Below are some records; repeat them all exactly, minus the pictures.
Start DATA TO PROCESS
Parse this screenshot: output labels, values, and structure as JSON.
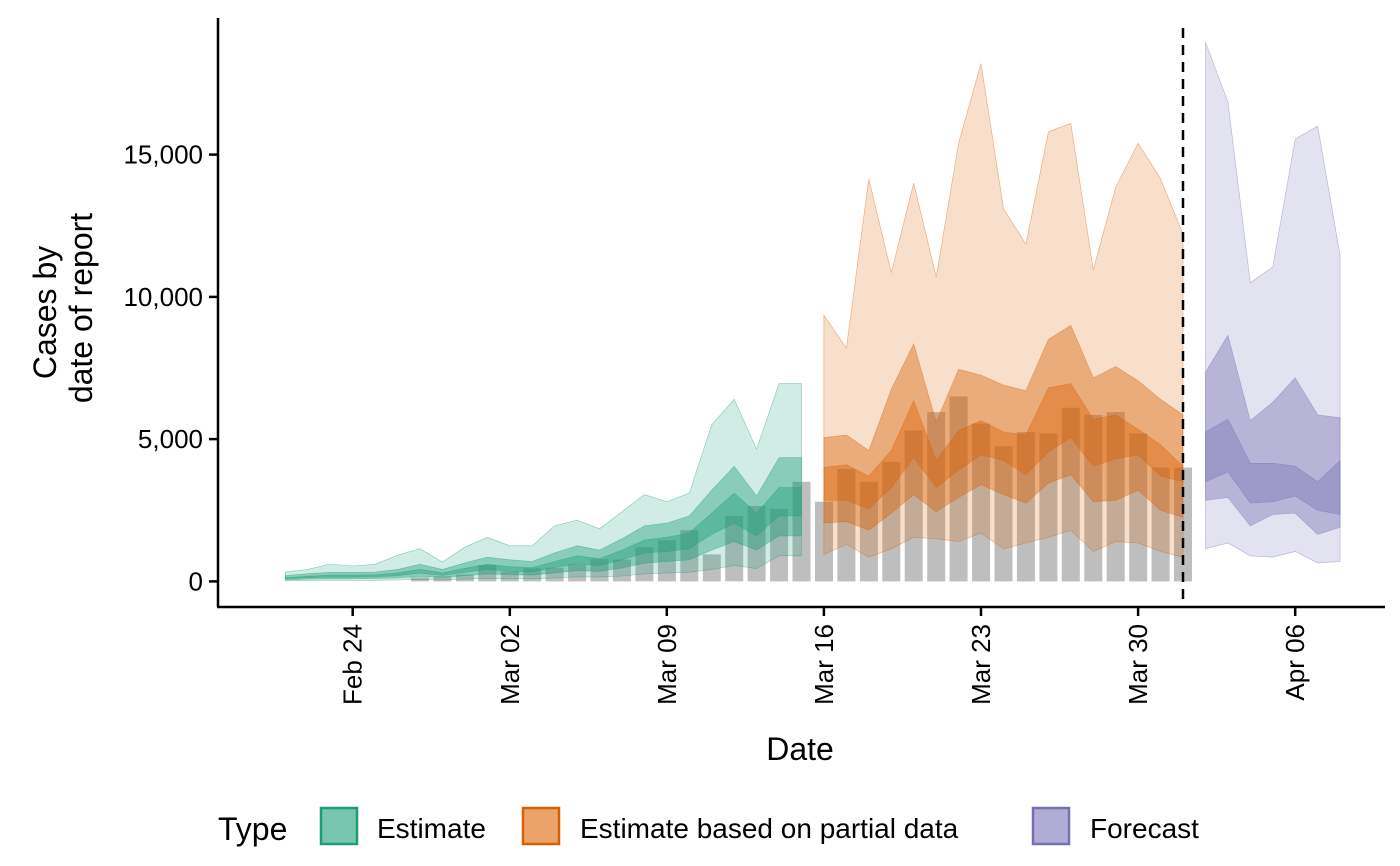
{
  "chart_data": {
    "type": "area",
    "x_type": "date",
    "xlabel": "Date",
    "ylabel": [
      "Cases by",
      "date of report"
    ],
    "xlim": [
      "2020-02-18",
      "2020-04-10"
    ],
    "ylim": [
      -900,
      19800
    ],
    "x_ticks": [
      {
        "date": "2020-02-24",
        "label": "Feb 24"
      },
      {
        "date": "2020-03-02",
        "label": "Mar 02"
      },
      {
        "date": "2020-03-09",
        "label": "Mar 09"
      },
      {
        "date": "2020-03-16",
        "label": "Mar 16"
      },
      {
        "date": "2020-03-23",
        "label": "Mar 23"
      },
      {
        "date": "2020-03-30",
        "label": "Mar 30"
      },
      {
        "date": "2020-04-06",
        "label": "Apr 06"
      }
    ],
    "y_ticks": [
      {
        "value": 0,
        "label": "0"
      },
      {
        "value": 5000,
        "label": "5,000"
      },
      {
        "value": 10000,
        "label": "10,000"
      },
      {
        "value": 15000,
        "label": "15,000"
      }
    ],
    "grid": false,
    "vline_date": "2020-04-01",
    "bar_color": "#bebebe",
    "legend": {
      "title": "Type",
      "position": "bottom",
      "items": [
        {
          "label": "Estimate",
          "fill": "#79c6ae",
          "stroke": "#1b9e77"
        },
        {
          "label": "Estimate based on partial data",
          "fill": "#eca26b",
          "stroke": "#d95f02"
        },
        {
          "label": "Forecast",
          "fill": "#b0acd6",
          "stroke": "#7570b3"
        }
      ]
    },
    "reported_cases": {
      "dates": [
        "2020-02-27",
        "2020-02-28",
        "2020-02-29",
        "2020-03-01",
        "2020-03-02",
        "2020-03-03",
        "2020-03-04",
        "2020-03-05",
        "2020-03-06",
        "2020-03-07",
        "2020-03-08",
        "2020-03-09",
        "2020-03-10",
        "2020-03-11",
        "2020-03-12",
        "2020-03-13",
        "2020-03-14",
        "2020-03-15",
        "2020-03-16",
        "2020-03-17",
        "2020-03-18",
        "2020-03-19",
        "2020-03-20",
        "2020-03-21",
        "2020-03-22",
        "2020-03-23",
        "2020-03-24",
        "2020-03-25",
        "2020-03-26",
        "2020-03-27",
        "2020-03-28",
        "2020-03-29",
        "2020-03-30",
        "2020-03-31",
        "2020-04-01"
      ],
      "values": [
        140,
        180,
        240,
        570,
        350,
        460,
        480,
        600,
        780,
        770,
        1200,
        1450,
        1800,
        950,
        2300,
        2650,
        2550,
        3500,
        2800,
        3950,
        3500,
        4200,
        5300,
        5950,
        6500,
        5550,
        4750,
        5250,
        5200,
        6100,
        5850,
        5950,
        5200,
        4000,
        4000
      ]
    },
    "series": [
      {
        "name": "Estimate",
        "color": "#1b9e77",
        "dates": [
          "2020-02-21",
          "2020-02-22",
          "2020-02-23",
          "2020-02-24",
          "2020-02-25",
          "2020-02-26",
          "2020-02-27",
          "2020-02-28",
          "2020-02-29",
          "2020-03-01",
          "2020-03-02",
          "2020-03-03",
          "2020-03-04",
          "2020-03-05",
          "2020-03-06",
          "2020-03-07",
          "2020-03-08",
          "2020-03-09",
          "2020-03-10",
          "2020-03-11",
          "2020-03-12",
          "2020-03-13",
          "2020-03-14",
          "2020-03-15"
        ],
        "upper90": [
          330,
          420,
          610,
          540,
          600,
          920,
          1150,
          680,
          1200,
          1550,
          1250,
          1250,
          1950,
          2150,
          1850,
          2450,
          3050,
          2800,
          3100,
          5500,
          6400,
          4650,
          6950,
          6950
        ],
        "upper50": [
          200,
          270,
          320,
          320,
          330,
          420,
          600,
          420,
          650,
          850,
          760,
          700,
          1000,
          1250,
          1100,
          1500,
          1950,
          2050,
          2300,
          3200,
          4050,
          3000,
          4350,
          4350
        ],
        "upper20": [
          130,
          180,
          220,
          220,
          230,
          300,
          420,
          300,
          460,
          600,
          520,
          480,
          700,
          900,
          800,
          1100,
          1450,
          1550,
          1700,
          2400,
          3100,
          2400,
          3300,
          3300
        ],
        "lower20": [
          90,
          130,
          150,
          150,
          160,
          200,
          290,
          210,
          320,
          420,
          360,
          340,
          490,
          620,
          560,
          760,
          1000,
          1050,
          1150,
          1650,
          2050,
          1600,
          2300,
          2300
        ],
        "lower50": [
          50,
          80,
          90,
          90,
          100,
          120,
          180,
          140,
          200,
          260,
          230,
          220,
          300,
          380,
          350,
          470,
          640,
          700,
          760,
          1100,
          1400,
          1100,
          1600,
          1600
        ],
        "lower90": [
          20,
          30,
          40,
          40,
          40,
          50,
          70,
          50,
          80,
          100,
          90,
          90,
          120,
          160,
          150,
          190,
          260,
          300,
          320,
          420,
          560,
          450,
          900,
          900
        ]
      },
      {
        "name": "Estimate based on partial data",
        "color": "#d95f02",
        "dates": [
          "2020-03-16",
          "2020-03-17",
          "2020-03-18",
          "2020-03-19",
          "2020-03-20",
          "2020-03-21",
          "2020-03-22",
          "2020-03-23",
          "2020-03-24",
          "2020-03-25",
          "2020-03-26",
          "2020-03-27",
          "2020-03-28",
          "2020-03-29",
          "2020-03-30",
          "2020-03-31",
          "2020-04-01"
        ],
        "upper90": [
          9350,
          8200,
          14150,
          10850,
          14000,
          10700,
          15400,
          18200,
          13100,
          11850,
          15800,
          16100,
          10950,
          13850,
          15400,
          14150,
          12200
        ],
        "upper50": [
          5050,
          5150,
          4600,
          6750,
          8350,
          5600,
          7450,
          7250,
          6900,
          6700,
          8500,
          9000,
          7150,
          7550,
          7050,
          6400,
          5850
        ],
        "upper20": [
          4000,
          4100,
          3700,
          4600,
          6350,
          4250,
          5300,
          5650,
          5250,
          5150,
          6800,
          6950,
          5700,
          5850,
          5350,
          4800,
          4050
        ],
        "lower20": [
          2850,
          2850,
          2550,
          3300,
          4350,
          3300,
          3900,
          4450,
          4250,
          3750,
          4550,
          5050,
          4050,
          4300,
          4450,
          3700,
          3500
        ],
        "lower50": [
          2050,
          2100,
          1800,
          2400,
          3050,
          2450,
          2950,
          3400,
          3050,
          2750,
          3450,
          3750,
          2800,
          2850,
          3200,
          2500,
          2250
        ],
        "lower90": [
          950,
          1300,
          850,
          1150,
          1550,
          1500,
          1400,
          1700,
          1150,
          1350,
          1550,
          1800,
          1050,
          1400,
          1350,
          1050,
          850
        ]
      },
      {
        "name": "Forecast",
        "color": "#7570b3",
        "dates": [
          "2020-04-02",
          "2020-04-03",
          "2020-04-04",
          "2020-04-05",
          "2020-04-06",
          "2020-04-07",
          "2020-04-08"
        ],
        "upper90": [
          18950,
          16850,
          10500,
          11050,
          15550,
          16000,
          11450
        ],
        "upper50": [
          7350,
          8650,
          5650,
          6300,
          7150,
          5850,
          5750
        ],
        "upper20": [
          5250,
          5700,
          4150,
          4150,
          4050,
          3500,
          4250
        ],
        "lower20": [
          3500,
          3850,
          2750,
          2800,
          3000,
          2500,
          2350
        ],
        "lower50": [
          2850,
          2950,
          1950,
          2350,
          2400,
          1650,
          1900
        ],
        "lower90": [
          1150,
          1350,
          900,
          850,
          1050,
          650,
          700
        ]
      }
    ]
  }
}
End DATA TO PROCESS
— RESPONSE FOR THIS EXERCISE —
Parse this screenshot: output labels, values, and structure as JSON.
{
  "chart_data": {
    "type": "area",
    "x_type": "date",
    "xlabel": "Date",
    "ylabel": [
      "Cases by",
      "date of report"
    ],
    "xlim": [
      "2020-02-18",
      "2020-04-10"
    ],
    "ylim": [
      -900,
      19800
    ],
    "x_ticks": [
      {
        "date": "2020-02-24",
        "label": "Feb 24"
      },
      {
        "date": "2020-03-02",
        "label": "Mar 02"
      },
      {
        "date": "2020-03-09",
        "label": "Mar 09"
      },
      {
        "date": "2020-03-16",
        "label": "Mar 16"
      },
      {
        "date": "2020-03-23",
        "label": "Mar 23"
      },
      {
        "date": "2020-03-30",
        "label": "Mar 30"
      },
      {
        "date": "2020-04-06",
        "label": "Apr 06"
      }
    ],
    "y_ticks": [
      {
        "value": 0,
        "label": "0"
      },
      {
        "value": 5000,
        "label": "5,000"
      },
      {
        "value": 10000,
        "label": "10,000"
      },
      {
        "value": 15000,
        "label": "15,000"
      }
    ],
    "grid": false,
    "vline_date": "2020-04-01",
    "bar_color": "#bebebe",
    "legend": {
      "title": "Type",
      "position": "bottom",
      "items": [
        {
          "label": "Estimate",
          "fill": "#79c6ae",
          "stroke": "#1b9e77"
        },
        {
          "label": "Estimate based on partial data",
          "fill": "#eca26b",
          "stroke": "#d95f02"
        },
        {
          "label": "Forecast",
          "fill": "#b0acd6",
          "stroke": "#7570b3"
        }
      ]
    },
    "reported_cases": {
      "dates": [
        "2020-02-27",
        "2020-02-28",
        "2020-02-29",
        "2020-03-01",
        "2020-03-02",
        "2020-03-03",
        "2020-03-04",
        "2020-03-05",
        "2020-03-06",
        "2020-03-07",
        "2020-03-08",
        "2020-03-09",
        "2020-03-10",
        "2020-03-11",
        "2020-03-12",
        "2020-03-13",
        "2020-03-14",
        "2020-03-15",
        "2020-03-16",
        "2020-03-17",
        "2020-03-18",
        "2020-03-19",
        "2020-03-20",
        "2020-03-21",
        "2020-03-22",
        "2020-03-23",
        "2020-03-24",
        "2020-03-25",
        "2020-03-26",
        "2020-03-27",
        "2020-03-28",
        "2020-03-29",
        "2020-03-30",
        "2020-03-31",
        "2020-04-01"
      ],
      "values": [
        140,
        180,
        240,
        570,
        350,
        460,
        480,
        600,
        780,
        770,
        1200,
        1450,
        1800,
        950,
        2300,
        2650,
        2550,
        3500,
        2800,
        3950,
        3500,
        4200,
        5300,
        5950,
        6500,
        5550,
        4750,
        5250,
        5200,
        6100,
        5850,
        5950,
        5200,
        4000,
        4000
      ]
    },
    "series": [
      {
        "name": "Estimate",
        "color": "#1b9e77",
        "dates": [
          "2020-02-21",
          "2020-02-22",
          "2020-02-23",
          "2020-02-24",
          "2020-02-25",
          "2020-02-26",
          "2020-02-27",
          "2020-02-28",
          "2020-02-29",
          "2020-03-01",
          "2020-03-02",
          "2020-03-03",
          "2020-03-04",
          "2020-03-05",
          "2020-03-06",
          "2020-03-07",
          "2020-03-08",
          "2020-03-09",
          "2020-03-10",
          "2020-03-11",
          "2020-03-12",
          "2020-03-13",
          "2020-03-14",
          "2020-03-15"
        ],
        "upper90": [
          330,
          420,
          610,
          540,
          600,
          920,
          1150,
          680,
          1200,
          1550,
          1250,
          1250,
          1950,
          2150,
          1850,
          2450,
          3050,
          2800,
          3100,
          5500,
          6400,
          4650,
          6950,
          6950
        ],
        "upper50": [
          200,
          270,
          320,
          320,
          330,
          420,
          600,
          420,
          650,
          850,
          760,
          700,
          1000,
          1250,
          1100,
          1500,
          1950,
          2050,
          2300,
          3200,
          4050,
          3000,
          4350,
          4350
        ],
        "upper20": [
          130,
          180,
          220,
          220,
          230,
          300,
          420,
          300,
          460,
          600,
          520,
          480,
          700,
          900,
          800,
          1100,
          1450,
          1550,
          1700,
          2400,
          3100,
          2400,
          3300,
          3300
        ],
        "lower20": [
          90,
          130,
          150,
          150,
          160,
          200,
          290,
          210,
          320,
          420,
          360,
          340,
          490,
          620,
          560,
          760,
          1000,
          1050,
          1150,
          1650,
          2050,
          1600,
          2300,
          2300
        ],
        "lower50": [
          50,
          80,
          90,
          90,
          100,
          120,
          180,
          140,
          200,
          260,
          230,
          220,
          300,
          380,
          350,
          470,
          640,
          700,
          760,
          1100,
          1400,
          1100,
          1600,
          1600
        ],
        "lower90": [
          20,
          30,
          40,
          40,
          40,
          50,
          70,
          50,
          80,
          100,
          90,
          90,
          120,
          160,
          150,
          190,
          260,
          300,
          320,
          420,
          560,
          450,
          900,
          900
        ]
      },
      {
        "name": "Estimate based on partial data",
        "color": "#d95f02",
        "dates": [
          "2020-03-16",
          "2020-03-17",
          "2020-03-18",
          "2020-03-19",
          "2020-03-20",
          "2020-03-21",
          "2020-03-22",
          "2020-03-23",
          "2020-03-24",
          "2020-03-25",
          "2020-03-26",
          "2020-03-27",
          "2020-03-28",
          "2020-03-29",
          "2020-03-30",
          "2020-03-31",
          "2020-04-01"
        ],
        "upper90": [
          9350,
          8200,
          14150,
          10850,
          14000,
          10700,
          15400,
          18200,
          13100,
          11850,
          15800,
          16100,
          10950,
          13850,
          15400,
          14150,
          12200
        ],
        "upper50": [
          5050,
          5150,
          4600,
          6750,
          8350,
          5600,
          7450,
          7250,
          6900,
          6700,
          8500,
          9000,
          7150,
          7550,
          7050,
          6400,
          5850
        ],
        "upper20": [
          4000,
          4100,
          3700,
          4600,
          6350,
          4250,
          5300,
          5650,
          5250,
          5150,
          6800,
          6950,
          5700,
          5850,
          5350,
          4800,
          4050
        ],
        "lower20": [
          2850,
          2850,
          2550,
          3300,
          4350,
          3300,
          3900,
          4450,
          4250,
          3750,
          4550,
          5050,
          4050,
          4300,
          4450,
          3700,
          3500
        ],
        "lower50": [
          2050,
          2100,
          1800,
          2400,
          3050,
          2450,
          2950,
          3400,
          3050,
          2750,
          3450,
          3750,
          2800,
          2850,
          3200,
          2500,
          2250
        ],
        "lower90": [
          950,
          1300,
          850,
          1150,
          1550,
          1500,
          1400,
          1700,
          1150,
          1350,
          1550,
          1800,
          1050,
          1400,
          1350,
          1050,
          850
        ]
      },
      {
        "name": "Forecast",
        "color": "#7570b3",
        "dates": [
          "2020-04-02",
          "2020-04-03",
          "2020-04-04",
          "2020-04-05",
          "2020-04-06",
          "2020-04-07",
          "2020-04-08"
        ],
        "upper90": [
          18950,
          16850,
          10500,
          11050,
          15550,
          16000,
          11450
        ],
        "upper50": [
          7350,
          8650,
          5650,
          6300,
          7150,
          5850,
          5750
        ],
        "upper20": [
          5250,
          5700,
          4150,
          4150,
          4050,
          3500,
          4250
        ],
        "lower20": [
          3500,
          3850,
          2750,
          2800,
          3000,
          2500,
          2350
        ],
        "lower50": [
          2850,
          2950,
          1950,
          2350,
          2400,
          1650,
          1900
        ],
        "lower90": [
          1150,
          1350,
          900,
          850,
          1050,
          650,
          700
        ]
      }
    ]
  }
}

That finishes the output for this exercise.